**Exercise prompt**: Track down every line below that holds "chemicals" and copy it.

**Listed records**:
/---
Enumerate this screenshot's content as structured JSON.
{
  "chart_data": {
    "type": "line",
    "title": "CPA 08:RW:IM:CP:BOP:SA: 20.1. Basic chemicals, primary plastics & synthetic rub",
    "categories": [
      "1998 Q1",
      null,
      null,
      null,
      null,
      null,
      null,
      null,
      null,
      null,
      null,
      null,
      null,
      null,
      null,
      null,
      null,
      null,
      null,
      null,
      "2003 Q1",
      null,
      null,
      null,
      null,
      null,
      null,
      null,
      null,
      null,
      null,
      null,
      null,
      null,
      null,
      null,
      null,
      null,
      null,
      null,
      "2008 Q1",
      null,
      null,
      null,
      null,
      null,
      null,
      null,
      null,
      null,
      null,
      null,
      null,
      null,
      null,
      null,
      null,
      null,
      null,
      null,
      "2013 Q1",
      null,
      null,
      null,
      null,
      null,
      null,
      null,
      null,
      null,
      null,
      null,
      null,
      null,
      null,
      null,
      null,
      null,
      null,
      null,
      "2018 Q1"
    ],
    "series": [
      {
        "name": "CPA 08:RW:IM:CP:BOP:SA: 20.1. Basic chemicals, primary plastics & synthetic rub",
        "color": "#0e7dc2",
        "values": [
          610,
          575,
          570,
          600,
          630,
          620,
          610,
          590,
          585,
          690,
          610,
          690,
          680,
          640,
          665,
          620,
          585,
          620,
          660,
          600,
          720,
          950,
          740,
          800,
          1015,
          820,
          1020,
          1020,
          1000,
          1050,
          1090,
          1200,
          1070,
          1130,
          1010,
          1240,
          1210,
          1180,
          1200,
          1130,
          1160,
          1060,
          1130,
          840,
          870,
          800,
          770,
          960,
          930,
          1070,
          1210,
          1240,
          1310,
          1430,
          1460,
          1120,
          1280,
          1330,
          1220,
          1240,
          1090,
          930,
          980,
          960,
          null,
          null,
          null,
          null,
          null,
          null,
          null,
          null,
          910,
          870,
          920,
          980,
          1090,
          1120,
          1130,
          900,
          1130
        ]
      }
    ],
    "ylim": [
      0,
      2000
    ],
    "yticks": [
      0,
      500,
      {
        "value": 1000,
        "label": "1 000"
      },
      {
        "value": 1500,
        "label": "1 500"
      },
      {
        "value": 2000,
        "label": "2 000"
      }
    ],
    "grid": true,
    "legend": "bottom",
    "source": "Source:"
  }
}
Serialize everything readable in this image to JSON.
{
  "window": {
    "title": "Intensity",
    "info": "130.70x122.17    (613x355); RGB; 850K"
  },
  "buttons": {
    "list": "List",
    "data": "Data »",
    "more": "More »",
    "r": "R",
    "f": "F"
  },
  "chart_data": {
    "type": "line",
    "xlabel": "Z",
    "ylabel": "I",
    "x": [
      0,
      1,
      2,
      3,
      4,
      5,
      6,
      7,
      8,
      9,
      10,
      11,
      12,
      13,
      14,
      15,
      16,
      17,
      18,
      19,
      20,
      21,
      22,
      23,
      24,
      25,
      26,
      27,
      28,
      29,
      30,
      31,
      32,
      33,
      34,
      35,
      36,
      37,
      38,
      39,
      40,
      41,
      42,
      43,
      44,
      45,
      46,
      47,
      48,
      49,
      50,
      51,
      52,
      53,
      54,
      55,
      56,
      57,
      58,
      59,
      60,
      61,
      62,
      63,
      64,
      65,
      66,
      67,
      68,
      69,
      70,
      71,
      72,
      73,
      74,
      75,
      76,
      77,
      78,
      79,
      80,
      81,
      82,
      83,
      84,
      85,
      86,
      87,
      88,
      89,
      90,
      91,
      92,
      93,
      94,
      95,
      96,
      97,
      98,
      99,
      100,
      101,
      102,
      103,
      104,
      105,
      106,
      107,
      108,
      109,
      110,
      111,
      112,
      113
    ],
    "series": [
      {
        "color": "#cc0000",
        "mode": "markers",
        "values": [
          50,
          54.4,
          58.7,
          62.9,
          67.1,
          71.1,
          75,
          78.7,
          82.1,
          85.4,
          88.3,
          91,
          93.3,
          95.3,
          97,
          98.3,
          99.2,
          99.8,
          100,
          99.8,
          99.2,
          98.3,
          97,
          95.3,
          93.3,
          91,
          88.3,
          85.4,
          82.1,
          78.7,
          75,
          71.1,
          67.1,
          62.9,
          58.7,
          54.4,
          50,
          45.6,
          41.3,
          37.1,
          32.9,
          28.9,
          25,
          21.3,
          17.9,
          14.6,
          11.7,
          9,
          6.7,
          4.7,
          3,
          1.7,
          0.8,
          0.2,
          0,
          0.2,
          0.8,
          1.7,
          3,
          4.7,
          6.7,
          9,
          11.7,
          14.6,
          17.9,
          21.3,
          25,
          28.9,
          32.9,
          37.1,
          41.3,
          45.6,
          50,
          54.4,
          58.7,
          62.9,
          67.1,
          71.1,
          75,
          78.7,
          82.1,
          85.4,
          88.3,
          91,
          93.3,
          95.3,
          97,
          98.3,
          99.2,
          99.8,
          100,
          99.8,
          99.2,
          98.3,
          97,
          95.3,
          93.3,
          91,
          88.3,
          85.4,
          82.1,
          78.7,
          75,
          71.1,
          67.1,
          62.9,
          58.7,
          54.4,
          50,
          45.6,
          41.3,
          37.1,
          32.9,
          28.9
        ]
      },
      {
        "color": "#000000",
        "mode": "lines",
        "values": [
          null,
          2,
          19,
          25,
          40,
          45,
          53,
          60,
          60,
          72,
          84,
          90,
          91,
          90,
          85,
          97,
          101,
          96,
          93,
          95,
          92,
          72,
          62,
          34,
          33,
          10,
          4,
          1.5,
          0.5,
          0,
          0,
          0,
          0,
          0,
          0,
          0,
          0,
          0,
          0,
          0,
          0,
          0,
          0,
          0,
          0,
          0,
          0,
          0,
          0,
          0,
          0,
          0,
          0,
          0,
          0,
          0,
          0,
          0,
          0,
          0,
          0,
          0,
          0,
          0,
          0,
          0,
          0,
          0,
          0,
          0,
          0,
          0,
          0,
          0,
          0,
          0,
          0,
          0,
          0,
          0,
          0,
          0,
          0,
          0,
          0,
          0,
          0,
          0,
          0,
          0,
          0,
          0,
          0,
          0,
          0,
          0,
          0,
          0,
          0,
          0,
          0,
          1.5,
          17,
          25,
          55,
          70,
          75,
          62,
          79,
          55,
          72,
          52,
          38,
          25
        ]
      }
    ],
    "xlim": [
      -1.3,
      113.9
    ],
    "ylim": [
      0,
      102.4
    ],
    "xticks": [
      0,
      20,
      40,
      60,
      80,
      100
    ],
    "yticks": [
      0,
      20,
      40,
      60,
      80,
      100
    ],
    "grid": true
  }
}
\---
/---
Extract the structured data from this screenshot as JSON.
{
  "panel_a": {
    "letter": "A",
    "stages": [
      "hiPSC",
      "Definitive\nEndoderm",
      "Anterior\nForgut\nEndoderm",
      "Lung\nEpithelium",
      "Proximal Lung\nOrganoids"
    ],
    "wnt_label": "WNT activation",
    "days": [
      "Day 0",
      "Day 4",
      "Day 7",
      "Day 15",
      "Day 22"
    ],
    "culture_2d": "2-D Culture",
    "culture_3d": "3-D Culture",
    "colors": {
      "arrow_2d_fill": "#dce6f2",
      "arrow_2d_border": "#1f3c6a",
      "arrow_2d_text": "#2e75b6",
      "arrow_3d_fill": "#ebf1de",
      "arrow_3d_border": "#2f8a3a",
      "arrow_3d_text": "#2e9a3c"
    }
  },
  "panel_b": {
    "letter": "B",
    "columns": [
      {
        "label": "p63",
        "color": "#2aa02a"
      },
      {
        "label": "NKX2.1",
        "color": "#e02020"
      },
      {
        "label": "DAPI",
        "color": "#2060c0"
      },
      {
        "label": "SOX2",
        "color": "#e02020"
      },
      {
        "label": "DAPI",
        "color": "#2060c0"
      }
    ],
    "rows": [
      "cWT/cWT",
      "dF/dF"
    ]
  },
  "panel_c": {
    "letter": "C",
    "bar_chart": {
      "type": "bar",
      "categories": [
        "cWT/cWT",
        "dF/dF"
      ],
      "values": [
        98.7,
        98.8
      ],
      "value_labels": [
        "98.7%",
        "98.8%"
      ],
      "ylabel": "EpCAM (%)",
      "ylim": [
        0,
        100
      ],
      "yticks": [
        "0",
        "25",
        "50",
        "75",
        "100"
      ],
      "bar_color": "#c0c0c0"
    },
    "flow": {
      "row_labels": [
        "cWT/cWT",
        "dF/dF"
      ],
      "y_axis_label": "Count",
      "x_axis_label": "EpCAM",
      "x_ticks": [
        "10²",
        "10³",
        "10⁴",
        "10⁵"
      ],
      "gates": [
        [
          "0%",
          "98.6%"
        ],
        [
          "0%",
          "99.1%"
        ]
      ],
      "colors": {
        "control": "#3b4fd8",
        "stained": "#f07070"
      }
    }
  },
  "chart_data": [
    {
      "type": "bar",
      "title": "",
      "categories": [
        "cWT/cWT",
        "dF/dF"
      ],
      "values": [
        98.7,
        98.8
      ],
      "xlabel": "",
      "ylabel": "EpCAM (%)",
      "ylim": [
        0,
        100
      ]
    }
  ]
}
\---
**The result**:
    "title": "CPA 08:RW:IM:CP:BOP:SA: 20.1. Basic chemicals, primary plastics & synthetic rub",
        "name": "CPA 08:RW:IM:CP:BOP:SA: 20.1. Basic chemicals, primary plastics & synthetic rub",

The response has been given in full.